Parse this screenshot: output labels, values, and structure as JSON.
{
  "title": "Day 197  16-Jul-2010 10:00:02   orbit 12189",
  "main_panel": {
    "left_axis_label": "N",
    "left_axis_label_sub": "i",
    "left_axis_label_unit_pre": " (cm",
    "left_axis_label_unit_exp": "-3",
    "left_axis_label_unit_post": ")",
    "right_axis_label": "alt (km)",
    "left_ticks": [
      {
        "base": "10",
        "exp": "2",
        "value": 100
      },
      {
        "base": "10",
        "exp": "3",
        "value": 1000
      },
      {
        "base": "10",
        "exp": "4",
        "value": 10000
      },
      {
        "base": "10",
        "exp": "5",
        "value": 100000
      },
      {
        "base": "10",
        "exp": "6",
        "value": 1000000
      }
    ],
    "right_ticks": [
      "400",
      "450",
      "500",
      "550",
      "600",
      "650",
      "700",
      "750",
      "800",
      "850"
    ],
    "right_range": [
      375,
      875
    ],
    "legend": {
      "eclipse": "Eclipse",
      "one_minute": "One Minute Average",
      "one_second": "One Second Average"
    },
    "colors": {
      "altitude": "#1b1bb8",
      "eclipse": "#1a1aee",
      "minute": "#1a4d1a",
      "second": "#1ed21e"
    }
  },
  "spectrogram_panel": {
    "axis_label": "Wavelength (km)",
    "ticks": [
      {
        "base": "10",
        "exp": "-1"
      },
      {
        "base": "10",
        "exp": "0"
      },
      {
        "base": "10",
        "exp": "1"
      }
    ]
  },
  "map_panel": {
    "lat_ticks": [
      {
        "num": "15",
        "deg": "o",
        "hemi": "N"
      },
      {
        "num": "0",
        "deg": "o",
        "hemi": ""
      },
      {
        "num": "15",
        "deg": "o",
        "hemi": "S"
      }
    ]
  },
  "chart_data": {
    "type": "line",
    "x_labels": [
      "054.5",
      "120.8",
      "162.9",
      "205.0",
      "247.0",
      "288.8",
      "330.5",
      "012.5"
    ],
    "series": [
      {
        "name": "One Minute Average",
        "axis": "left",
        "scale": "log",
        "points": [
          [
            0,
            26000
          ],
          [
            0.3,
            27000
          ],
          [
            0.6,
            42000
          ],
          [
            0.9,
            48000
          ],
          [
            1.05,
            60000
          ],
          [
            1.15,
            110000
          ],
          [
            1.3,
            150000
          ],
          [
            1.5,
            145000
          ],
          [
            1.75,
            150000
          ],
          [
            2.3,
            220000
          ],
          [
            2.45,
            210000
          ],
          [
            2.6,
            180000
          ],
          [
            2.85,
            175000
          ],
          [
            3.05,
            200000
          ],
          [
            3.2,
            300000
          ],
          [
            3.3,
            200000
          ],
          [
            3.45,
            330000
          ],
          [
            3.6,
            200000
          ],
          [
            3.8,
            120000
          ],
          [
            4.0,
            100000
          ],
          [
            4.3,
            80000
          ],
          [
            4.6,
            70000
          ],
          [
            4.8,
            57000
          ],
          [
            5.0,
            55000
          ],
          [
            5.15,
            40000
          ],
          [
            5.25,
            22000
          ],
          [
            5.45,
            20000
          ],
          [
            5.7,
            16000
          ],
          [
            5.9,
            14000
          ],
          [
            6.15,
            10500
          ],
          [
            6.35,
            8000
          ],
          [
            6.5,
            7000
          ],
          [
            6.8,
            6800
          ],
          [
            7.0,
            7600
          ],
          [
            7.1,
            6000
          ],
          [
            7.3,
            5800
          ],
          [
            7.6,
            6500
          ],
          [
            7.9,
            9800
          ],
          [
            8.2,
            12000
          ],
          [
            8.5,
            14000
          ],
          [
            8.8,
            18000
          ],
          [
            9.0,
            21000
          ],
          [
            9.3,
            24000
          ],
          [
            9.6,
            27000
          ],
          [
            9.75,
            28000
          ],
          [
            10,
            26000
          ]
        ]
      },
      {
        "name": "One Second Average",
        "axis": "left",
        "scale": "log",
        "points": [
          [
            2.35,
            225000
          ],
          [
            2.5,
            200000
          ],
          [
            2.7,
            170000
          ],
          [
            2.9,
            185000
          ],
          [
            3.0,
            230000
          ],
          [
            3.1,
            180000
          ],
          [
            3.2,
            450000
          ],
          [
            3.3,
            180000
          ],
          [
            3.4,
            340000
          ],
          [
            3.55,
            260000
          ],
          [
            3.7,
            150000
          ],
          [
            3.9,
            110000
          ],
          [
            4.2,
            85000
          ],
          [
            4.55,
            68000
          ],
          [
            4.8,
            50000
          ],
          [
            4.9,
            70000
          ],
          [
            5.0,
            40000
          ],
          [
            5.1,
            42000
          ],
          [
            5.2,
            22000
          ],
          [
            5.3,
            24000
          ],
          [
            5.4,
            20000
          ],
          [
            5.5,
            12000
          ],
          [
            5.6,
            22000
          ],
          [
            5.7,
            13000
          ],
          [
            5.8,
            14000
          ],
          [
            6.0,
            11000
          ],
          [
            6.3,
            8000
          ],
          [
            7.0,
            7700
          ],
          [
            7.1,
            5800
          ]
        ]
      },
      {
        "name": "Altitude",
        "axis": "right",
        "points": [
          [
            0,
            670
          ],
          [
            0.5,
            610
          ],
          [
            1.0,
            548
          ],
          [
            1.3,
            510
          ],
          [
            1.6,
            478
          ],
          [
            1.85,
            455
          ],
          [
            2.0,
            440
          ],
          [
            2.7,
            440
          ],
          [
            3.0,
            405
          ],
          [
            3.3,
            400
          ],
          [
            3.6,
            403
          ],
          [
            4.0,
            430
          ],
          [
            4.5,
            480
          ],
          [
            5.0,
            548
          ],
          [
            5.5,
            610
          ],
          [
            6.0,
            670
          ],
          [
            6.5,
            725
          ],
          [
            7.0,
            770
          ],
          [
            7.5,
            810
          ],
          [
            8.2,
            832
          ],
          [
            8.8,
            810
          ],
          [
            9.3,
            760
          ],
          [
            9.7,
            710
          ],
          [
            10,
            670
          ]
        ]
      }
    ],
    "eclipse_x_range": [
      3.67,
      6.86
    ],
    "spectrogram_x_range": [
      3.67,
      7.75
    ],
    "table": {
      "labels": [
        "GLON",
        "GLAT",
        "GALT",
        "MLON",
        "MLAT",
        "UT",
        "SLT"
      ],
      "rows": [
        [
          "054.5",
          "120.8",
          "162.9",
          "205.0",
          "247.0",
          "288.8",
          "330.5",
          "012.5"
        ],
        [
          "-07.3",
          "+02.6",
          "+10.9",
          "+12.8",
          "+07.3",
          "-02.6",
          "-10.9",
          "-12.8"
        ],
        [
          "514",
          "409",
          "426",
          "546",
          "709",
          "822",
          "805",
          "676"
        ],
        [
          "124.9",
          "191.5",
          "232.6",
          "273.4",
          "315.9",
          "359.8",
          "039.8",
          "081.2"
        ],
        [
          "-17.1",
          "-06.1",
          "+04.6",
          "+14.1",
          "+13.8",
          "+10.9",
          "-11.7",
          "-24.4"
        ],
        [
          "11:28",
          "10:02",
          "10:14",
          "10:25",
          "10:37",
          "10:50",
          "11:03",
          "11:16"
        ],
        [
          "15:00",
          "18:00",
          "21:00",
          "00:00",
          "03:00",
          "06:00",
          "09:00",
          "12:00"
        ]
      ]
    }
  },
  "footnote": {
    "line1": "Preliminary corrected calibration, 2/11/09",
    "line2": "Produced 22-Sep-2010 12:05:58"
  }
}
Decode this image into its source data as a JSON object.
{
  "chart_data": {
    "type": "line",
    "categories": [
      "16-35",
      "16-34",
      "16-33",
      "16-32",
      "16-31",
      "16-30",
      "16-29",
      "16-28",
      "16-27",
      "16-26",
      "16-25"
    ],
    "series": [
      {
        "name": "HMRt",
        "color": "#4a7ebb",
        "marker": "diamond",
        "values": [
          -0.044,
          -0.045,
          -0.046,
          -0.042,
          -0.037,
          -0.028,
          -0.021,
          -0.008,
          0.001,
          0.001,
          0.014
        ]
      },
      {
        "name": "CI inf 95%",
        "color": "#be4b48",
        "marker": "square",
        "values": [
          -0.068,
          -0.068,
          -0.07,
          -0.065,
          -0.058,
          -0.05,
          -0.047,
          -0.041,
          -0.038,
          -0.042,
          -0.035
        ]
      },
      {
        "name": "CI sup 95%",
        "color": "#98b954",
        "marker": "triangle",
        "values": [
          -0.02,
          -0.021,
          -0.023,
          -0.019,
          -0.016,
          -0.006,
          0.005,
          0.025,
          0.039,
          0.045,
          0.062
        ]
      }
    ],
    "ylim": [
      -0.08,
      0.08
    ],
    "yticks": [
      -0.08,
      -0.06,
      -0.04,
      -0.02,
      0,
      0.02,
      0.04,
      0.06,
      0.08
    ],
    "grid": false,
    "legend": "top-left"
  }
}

**Stated goal**
All lines from the one containing "Decode this image" through the final line of the listing above are to be reproduced exactly; include both and add nothing.

**Output**
Decode this image into its source data as a JSON object.
{
  "chart_data": {
    "type": "line",
    "categories": [
      "16-35",
      "16-34",
      "16-33",
      "16-32",
      "16-31",
      "16-30",
      "16-29",
      "16-28",
      "16-27",
      "16-26",
      "16-25"
    ],
    "series": [
      {
        "name": "HMRt",
        "color": "#4a7ebb",
        "marker": "diamond",
        "values": [
          -0.044,
          -0.045,
          -0.046,
          -0.042,
          -0.037,
          -0.028,
          -0.021,
          -0.008,
          0.001,
          0.001,
          0.014
        ]
      },
      {
        "name": "CI inf 95%",
        "color": "#be4b48",
        "marker": "square",
        "values": [
          -0.068,
          -0.068,
          -0.07,
          -0.065,
          -0.058,
          -0.05,
          -0.047,
          -0.041,
          -0.038,
          -0.042,
          -0.035
        ]
      },
      {
        "name": "CI sup 95%",
        "color": "#98b954",
        "marker": "triangle",
        "values": [
          -0.02,
          -0.021,
          -0.023,
          -0.019,
          -0.016,
          -0.006,
          0.005,
          0.025,
          0.039,
          0.045,
          0.062
        ]
      }
    ],
    "ylim": [
      -0.08,
      0.08
    ],
    "yticks": [
      -0.08,
      -0.06,
      -0.04,
      -0.02,
      0,
      0.02,
      0.04,
      0.06,
      0.08
    ],
    "grid": false,
    "legend": "top-left"
  }
}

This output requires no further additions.